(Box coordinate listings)

====

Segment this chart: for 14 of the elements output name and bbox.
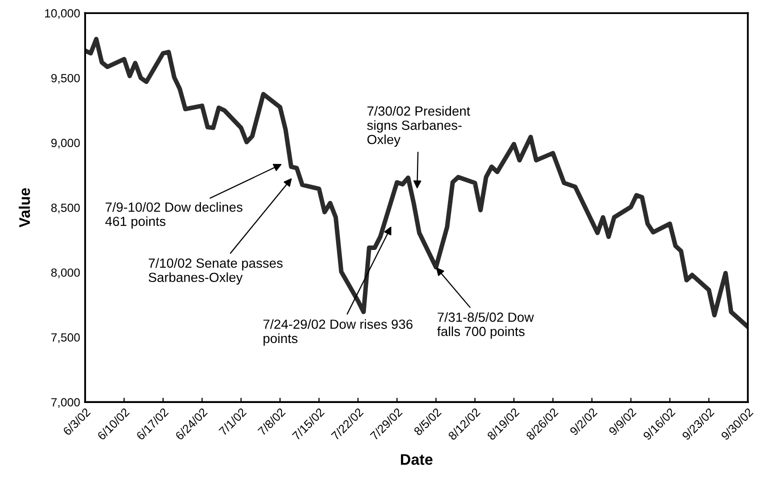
x-axis-title: Date (400, 454, 433, 465)
annotation: 7/9-10/02 Dow declines 461 points (105, 202, 242, 229)
y-tick-label: 10,000 (45, 9, 80, 19)
annotation: 7/31-8/5/02 Dow falls 700 points (437, 312, 534, 339)
y-tick-label: 7,500 (51, 333, 80, 344)
y-axis-title: Value (18, 188, 30, 228)
y-tick-label: 8,000 (51, 268, 80, 278)
y-tick-label: 9,000 (51, 138, 80, 149)
y-tick-label: 7,000 (51, 398, 80, 408)
y-tick-label: 9,500 (51, 74, 80, 84)
y-tick-label: 8,500 (51, 204, 80, 214)
annotation: 7/30/02 President signs Sarbanes- Oxley (367, 106, 470, 147)
annotation: 7/10/02 Senate passes Sarbanes-Oxley (148, 258, 283, 285)
annotation: 7/24-29/02 Dow rises 936 points (263, 319, 413, 346)
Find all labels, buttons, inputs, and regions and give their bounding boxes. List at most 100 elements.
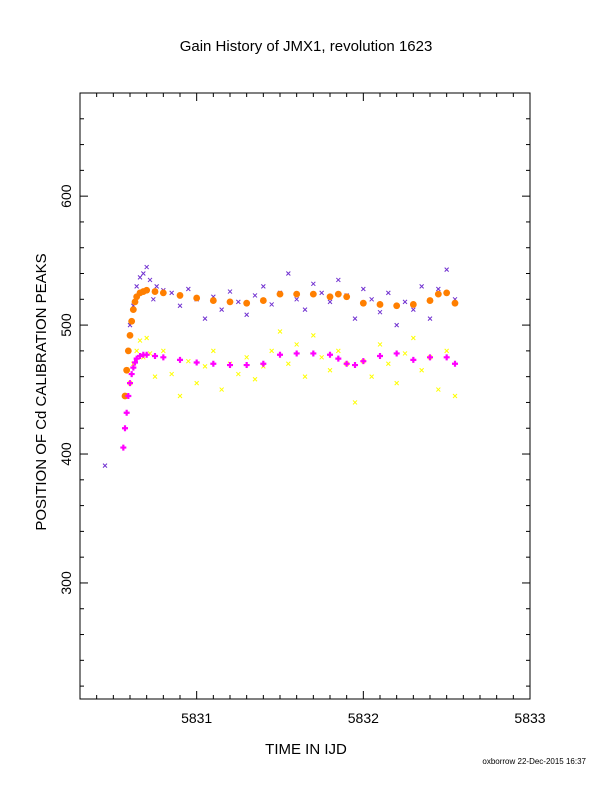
x-tick-label: 5832: [348, 710, 379, 726]
data-point: [120, 444, 127, 451]
data-point: [410, 335, 416, 341]
data-point: [169, 371, 175, 377]
data-point: [260, 360, 267, 367]
data-point: [177, 393, 183, 399]
x-tick-label: 5831: [181, 710, 212, 726]
data-point: [185, 358, 191, 364]
data-point: [126, 332, 134, 339]
data-point: [426, 297, 434, 304]
data-point: [452, 360, 458, 367]
data-point: [185, 286, 191, 292]
data-point: [394, 380, 400, 386]
data-point: [102, 463, 108, 468]
series-3-points: [120, 350, 458, 451]
data-point: [451, 299, 459, 307]
data-point: [219, 307, 225, 312]
data-point: [243, 362, 250, 369]
data-point: [294, 342, 300, 347]
data-point: [402, 351, 408, 356]
data-point: [377, 353, 383, 360]
data-point: [244, 354, 250, 360]
data-point: [376, 301, 384, 308]
data-point: [360, 358, 367, 365]
data-point: [402, 299, 408, 305]
data-point: [227, 289, 233, 294]
data-point: [335, 277, 341, 283]
y-axis-label: POSITION OF Cd CALIBRATION PEAKS: [33, 253, 50, 530]
data-point: [319, 290, 325, 296]
data-point: [302, 374, 308, 380]
data-point: [269, 348, 275, 354]
data-point: [227, 362, 233, 369]
data-point: [359, 299, 367, 307]
data-point: [137, 353, 143, 360]
data-point: [369, 374, 375, 380]
data-point: [360, 286, 366, 292]
data-point: [152, 353, 158, 360]
data-point: [419, 367, 425, 373]
data-point: [151, 288, 159, 295]
data-point: [410, 356, 417, 363]
y-tick-label: 300: [58, 571, 74, 595]
data-point: [137, 275, 143, 280]
data-point: [444, 267, 450, 272]
data-point: [310, 281, 316, 287]
data-point: [435, 387, 441, 392]
data-point: [235, 371, 241, 377]
data-point: [276, 290, 284, 298]
data-point: [129, 306, 137, 314]
data-point: [285, 271, 291, 276]
data-point: [385, 361, 391, 367]
data-point: [260, 284, 266, 289]
data-point: [160, 348, 166, 354]
data-point: [327, 299, 333, 305]
data-point: [244, 312, 250, 318]
data-point: [452, 393, 458, 399]
data-point: [319, 354, 325, 360]
data-point: [202, 363, 208, 369]
data-point: [326, 293, 334, 301]
data-point: [277, 351, 283, 358]
data-point: [177, 356, 183, 363]
series-0-points: [102, 264, 458, 468]
data-point: [352, 316, 358, 321]
data-point: [310, 350, 317, 357]
data-point: [377, 342, 383, 347]
data-point: [152, 374, 158, 380]
data-point: [310, 333, 316, 338]
data-point: [210, 360, 217, 367]
data-point: [343, 293, 351, 301]
data-point: [343, 360, 350, 367]
data-point: [226, 298, 234, 306]
data-point: [132, 359, 138, 366]
data-point: [410, 307, 416, 312]
data-point: [377, 309, 383, 315]
tick-labels: 5831 5832 5833 300 400 500 600: [58, 184, 546, 726]
x-tick-label: 5833: [514, 710, 545, 726]
data-point: [235, 299, 241, 305]
data-point: [122, 425, 128, 432]
data-point: [219, 387, 225, 392]
data-point: [209, 297, 217, 304]
data-point: [194, 380, 200, 386]
data-point: [160, 354, 167, 361]
data-point: [123, 366, 131, 374]
data-point: [125, 393, 132, 399]
data-point: [444, 348, 450, 354]
plot-area-border: [79, 92, 531, 700]
data-point: [293, 290, 301, 298]
data-point: [193, 359, 200, 366]
data-point: [352, 400, 358, 405]
data-point: [269, 302, 275, 307]
data-point: [169, 290, 175, 296]
data-point: [277, 329, 283, 334]
data-point: [327, 367, 333, 373]
data-points: [102, 264, 459, 468]
data-point: [435, 286, 441, 292]
data-point: [154, 284, 160, 289]
axis-ticks: [79, 92, 531, 699]
data-point: [309, 290, 317, 298]
data-point: [294, 296, 300, 302]
series-2-points: [121, 286, 459, 400]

====

» **What is required**
Format the lines above as a JSON list of strings, one string per line, with blank lines left out. Leave the pictures out of the list.

» **Expected output**
[
  "Segment this chart: for 14 of the elements output name and bbox.",
  "x-axis-title: Date (400, 454, 433, 465)",
  "annotation: 7/9-10/02 Dow declines 461 points (105, 202, 242, 229)",
  "y-tick-label: 10,000 (45, 9, 80, 19)",
  "annotation: 7/31-8/5/02 Dow falls 700 points (437, 312, 534, 339)",
  "y-tick-label: 7,500 (51, 333, 80, 344)",
  "y-axis-title: Value (18, 188, 30, 228)",
  "y-tick-label: 8,000 (51, 268, 80, 278)",
  "y-tick-label: 9,000 (51, 138, 80, 149)",
  "y-tick-label: 7,000 (51, 398, 80, 408)",
  "y-tick-label: 9,500 (51, 74, 80, 84)",
  "y-tick-label: 8,500 (51, 204, 80, 214)",
  "annotation: 7/30/02 President signs Sarbanes- Oxley (367, 106, 470, 147)",
  "annotation: 7/10/02 Senate passes Sarbanes-Oxley (148, 258, 283, 285)",
  "annotation: 7/24-29/02 Dow rises 936 points (263, 319, 413, 346)",
  "Find all labels, buttons, inputs, and regions and give their bounding boxes. List at most 100 elements.",
  "x-tick-label: 5832: [348, 710, 379, 726]",
  "data-point: [120, 444, 127, 451]",
  "data-point: [410, 335, 416, 341]",
  "data-point: [169, 371, 175, 377]",
  "data-point: [260, 360, 267, 367]",
  "data-point: [177, 393, 183, 399]",
  "x-tick-label: 5831: [181, 710, 212, 726]",
  "data-point: [185, 358, 191, 364]",
  "data-point: [126, 332, 134, 339]",
  "data-point: [426, 297, 434, 304]",
  "data-point: [452, 360, 458, 367]",
  "data-point: [185, 286, 191, 292]",
  "data-point: [394, 380, 400, 386]",
  "data-point: [102, 463, 108, 468]",
  "series-3-points: [120, 350, 458, 451]",
  "data-point: [451, 299, 459, 307]",
  "data-point: [219, 307, 225, 312]",
  "data-point: [243, 362, 250, 369]",
  "data-point: [294, 342, 300, 347]",
  "data-point: [402, 351, 408, 356]",
  "data-point: [377, 353, 383, 360]",
  "data-point: [244, 354, 250, 360]",
  "data-point: [376, 301, 384, 308]",
  "data-point: [360, 358, 367, 365]",
  "data-point: [402, 299, 408, 305]",
  "data-point: [227, 289, 233, 294]",
  "data-point: [335, 277, 341, 283]",
  "y-axis-label: POSITION OF Cd CALIBRATION PEAKS: [33, 253, 50, 530]",
  "data-point: [319, 290, 325, 296]",
  "data-point: [302, 374, 308, 380]",
  "data-point: [269, 348, 275, 354]",
  "data-point: [227, 362, 233, 369]",
  "data-point: [359, 299, 367, 307]",
  "data-point: [137, 353, 143, 360]",
  "data-point: [369, 374, 375, 380]",
  "data-point: [360, 286, 366, 292]",
  "data-point: [152, 353, 158, 360]",
  "data-point: [419, 367, 425, 373]",
  "data-point: [151, 288, 159, 295]",
  "data-point: [410, 356, 417, 363]",
  "y-tick-label: 300: [58, 571, 74, 595]",
  "data-point: [137, 275, 143, 280]",
  "data-point: [444, 267, 450, 272]",
  "data-point: [310, 281, 316, 287]",
  "data-point: [435, 387, 441, 392]",
  "data-point: [235, 371, 241, 377]",
  "data-point: [276, 290, 284, 298]",
  "data-point: [129, 306, 137, 314]",
  "data-point: [285, 271, 291, 276]",
  "data-point: [385, 361, 391, 367]",
  "data-point: [260, 284, 266, 289]",
  "data-point: [160, 348, 166, 354]",
  "data-point: [327, 299, 333, 305]",
  "data-point: [244, 312, 250, 318]",
  "data-point: [452, 393, 458, 399]",
  "data-point: [319, 354, 325, 360]",
  "data-point: [202, 363, 208, 369]",
  "data-point: [326, 293, 334, 301]",
  "data-point: [277, 351, 283, 358]",
  "data-point: [177, 356, 183, 363]",
  "series-0-points: [102, 264, 458, 468]",
  "data-point: [352, 316, 358, 321]",
  "data-point: [310, 350, 317, 357]",
  "data-point: [377, 342, 383, 347]",
  "data-point: [152, 374, 158, 380]",
  "data-point: [310, 333, 316, 338]",
  "data-point: [210, 360, 217, 367]",
  "data-point: [343, 293, 351, 301]",
  "data-point: [343, 360, 350, 367]",
  "data-point: [226, 298, 234, 306]",
  "data-point: [132, 359, 138, 366]",
  "data-point: [410, 307, 416, 312]",
  "data-point: [377, 309, 383, 315]",
  "tick-labels: 5831 5832 5833 300 400 500 600: [58, 184, 546, 726]",
  "x-tick-label: 5833: [514, 710, 545, 726]",
  "data-point: [235, 299, 241, 305]",
  "data-point: [122, 425, 128, 432]",
  "data-point: [219, 387, 225, 392]",
  "data-point: [209, 297, 217, 304]",
  "data-point: [194, 380, 200, 386]",
  "data-point: [160, 354, 167, 361]",
  "data-point: [123, 366, 131, 374]",
  "data-point: [125, 393, 132, 399]",
  "data-point: [444, 348, 450, 354]",
  "plot-area-border: [79, 92, 531, 700]",
  "data-point: [293, 290, 301, 298]",
  "data-point: [193, 359, 200, 366]",
  "data-point: [352, 400, 358, 405]",
  "data-point: [269, 302, 275, 307]",
  "data-point: [169, 290, 175, 296]",
  "data-point: [277, 329, 283, 334]",
  "data-point: [327, 367, 333, 373]",
  "data-points: [102, 264, 459, 468]",
  "data-point: [435, 286, 441, 292]",
  "data-point: [154, 284, 160, 289]",
  "axis-ticks: [79, 92, 531, 699]",
  "data-point: [309, 290, 317, 298]",
  "data-point: [294, 296, 300, 302]",
  "series-2-points: [121, 286, 459, 400]"
]